▶ [STATED GOAL]
Starting with the first line of the data and going on through the line with "722, 57, 743]", write the lines out again, swapping every "sidebar-item-label" for "sidebar-label" and leaving all else unchanged.

** Start **

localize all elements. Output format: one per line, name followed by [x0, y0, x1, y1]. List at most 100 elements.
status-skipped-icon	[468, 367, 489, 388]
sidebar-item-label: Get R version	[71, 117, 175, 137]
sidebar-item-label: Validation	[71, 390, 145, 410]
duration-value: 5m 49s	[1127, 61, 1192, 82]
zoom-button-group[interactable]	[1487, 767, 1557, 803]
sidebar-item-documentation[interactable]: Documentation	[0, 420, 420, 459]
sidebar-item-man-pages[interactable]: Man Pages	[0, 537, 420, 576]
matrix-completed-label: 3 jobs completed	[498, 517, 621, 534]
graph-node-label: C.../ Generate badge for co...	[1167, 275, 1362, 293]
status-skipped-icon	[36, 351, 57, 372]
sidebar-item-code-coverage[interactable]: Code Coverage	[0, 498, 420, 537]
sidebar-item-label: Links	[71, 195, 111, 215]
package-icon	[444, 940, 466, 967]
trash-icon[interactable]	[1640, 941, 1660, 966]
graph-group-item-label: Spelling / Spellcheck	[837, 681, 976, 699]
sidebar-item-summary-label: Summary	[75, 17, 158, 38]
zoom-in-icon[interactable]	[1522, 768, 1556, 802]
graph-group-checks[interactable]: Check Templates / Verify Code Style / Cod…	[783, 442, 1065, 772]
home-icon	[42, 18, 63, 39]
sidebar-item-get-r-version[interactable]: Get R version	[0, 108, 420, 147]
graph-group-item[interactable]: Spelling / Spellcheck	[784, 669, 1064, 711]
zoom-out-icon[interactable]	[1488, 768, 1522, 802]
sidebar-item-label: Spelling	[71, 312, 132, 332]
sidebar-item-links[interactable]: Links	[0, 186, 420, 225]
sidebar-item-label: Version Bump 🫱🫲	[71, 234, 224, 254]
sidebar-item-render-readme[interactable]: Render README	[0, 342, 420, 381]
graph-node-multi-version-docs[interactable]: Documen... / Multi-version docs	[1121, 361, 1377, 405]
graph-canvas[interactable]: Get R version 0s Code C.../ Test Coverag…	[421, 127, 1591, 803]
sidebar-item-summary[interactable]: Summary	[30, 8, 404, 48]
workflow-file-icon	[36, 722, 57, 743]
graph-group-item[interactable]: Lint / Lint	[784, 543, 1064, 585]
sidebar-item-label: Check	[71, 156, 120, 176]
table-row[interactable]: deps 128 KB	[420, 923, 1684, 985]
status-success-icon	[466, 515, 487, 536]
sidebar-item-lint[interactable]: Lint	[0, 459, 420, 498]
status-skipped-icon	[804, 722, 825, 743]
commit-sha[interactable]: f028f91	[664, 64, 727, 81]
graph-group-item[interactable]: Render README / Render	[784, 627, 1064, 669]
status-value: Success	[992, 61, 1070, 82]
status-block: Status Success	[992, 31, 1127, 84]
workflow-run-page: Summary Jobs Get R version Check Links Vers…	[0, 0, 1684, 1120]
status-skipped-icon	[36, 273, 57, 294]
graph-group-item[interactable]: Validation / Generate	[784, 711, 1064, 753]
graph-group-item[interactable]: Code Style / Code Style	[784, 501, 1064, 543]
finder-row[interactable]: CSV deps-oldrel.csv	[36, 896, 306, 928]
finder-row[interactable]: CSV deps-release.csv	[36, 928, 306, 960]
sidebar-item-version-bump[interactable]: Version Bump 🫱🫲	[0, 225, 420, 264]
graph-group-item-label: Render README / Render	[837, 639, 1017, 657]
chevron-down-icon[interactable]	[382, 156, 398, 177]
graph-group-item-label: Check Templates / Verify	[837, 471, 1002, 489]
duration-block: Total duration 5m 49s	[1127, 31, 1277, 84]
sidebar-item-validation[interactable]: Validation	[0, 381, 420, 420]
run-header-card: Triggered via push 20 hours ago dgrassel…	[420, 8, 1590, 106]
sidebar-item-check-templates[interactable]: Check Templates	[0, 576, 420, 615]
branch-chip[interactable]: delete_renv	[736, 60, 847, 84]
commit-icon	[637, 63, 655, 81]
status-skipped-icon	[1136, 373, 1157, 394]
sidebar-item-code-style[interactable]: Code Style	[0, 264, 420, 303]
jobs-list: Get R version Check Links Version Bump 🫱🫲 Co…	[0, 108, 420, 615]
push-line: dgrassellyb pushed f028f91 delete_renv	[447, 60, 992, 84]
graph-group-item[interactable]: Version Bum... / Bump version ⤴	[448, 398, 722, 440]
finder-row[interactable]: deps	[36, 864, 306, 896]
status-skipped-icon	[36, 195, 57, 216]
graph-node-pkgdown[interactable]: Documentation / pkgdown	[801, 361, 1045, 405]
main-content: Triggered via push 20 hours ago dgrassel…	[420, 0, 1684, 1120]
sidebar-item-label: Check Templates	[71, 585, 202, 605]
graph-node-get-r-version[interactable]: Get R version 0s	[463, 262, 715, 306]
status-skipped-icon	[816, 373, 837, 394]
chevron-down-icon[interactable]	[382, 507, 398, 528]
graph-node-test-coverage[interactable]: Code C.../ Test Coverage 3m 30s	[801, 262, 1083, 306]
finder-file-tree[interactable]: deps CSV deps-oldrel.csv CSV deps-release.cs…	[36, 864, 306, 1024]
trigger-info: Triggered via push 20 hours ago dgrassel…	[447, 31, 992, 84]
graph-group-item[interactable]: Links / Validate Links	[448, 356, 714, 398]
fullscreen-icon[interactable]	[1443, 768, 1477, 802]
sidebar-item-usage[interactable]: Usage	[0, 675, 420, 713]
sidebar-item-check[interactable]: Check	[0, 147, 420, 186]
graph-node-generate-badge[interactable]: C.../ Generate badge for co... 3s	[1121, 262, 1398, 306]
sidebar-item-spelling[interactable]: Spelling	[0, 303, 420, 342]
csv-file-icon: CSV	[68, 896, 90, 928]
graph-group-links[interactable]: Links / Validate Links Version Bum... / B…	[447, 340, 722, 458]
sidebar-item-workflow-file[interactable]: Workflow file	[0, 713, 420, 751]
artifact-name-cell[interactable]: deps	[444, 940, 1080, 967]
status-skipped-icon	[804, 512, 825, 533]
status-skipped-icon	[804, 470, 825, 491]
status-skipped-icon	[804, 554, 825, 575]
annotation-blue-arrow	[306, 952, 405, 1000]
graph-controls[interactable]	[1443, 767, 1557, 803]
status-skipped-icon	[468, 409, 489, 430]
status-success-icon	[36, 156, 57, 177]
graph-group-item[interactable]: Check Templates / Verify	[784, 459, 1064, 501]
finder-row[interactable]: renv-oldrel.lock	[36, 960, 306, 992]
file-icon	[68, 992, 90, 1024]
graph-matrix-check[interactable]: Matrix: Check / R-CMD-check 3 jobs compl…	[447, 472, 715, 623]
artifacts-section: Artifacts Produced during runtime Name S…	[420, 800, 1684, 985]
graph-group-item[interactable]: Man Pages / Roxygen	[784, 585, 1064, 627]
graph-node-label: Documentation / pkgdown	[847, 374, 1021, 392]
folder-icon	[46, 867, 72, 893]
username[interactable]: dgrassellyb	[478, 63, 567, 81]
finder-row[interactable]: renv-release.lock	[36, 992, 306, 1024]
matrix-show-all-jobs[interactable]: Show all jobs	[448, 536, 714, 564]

** End **

▶ [ANSWER TO THIS EXERCISE]
localize all elements. Output format: one per line, name followed by [x0, y0, x1, y1]. List at most 100 elements.
status-skipped-icon	[468, 367, 489, 388]
sidebar-label: Get R version	[71, 117, 175, 137]
sidebar-label: Validation	[71, 390, 145, 410]
duration-value: 5m 49s	[1127, 61, 1192, 82]
zoom-button-group[interactable]	[1487, 767, 1557, 803]
sidebar-item-documentation[interactable]: Documentation	[0, 420, 420, 459]
sidebar-item-man-pages[interactable]: Man Pages	[0, 537, 420, 576]
matrix-completed-label: 3 jobs completed	[498, 517, 621, 534]
graph-node-label: C.../ Generate badge for co...	[1167, 275, 1362, 293]
status-skipped-icon	[36, 351, 57, 372]
sidebar-item-code-coverage[interactable]: Code Coverage	[0, 498, 420, 537]
sidebar-label: Links	[71, 195, 111, 215]
package-icon	[444, 940, 466, 967]
trash-icon[interactable]	[1640, 941, 1660, 966]
graph-group-item-label: Spelling / Spellcheck	[837, 681, 976, 699]
sidebar-item-summary-label: Summary	[75, 17, 158, 38]
zoom-in-icon[interactable]	[1522, 768, 1556, 802]
graph-group-checks[interactable]: Check Templates / Verify Code Style / Cod…	[783, 442, 1065, 772]
home-icon	[42, 18, 63, 39]
sidebar-item-get-r-version[interactable]: Get R version	[0, 108, 420, 147]
graph-group-item[interactable]: Spelling / Spellcheck	[784, 669, 1064, 711]
zoom-out-icon[interactable]	[1488, 768, 1522, 802]
sidebar-label: Spelling	[71, 312, 132, 332]
sidebar-item-links[interactable]: Links	[0, 186, 420, 225]
sidebar-label: Version Bump 🫱🫲	[71, 234, 224, 254]
sidebar-item-render-readme[interactable]: Render README	[0, 342, 420, 381]
graph-node-multi-version-docs[interactable]: Documen... / Multi-version docs	[1121, 361, 1377, 405]
graph-canvas[interactable]: Get R version 0s Code C.../ Test Coverag…	[421, 127, 1591, 803]
sidebar-item-summary[interactable]: Summary	[30, 8, 404, 48]
workflow-file-icon	[36, 722, 57, 743]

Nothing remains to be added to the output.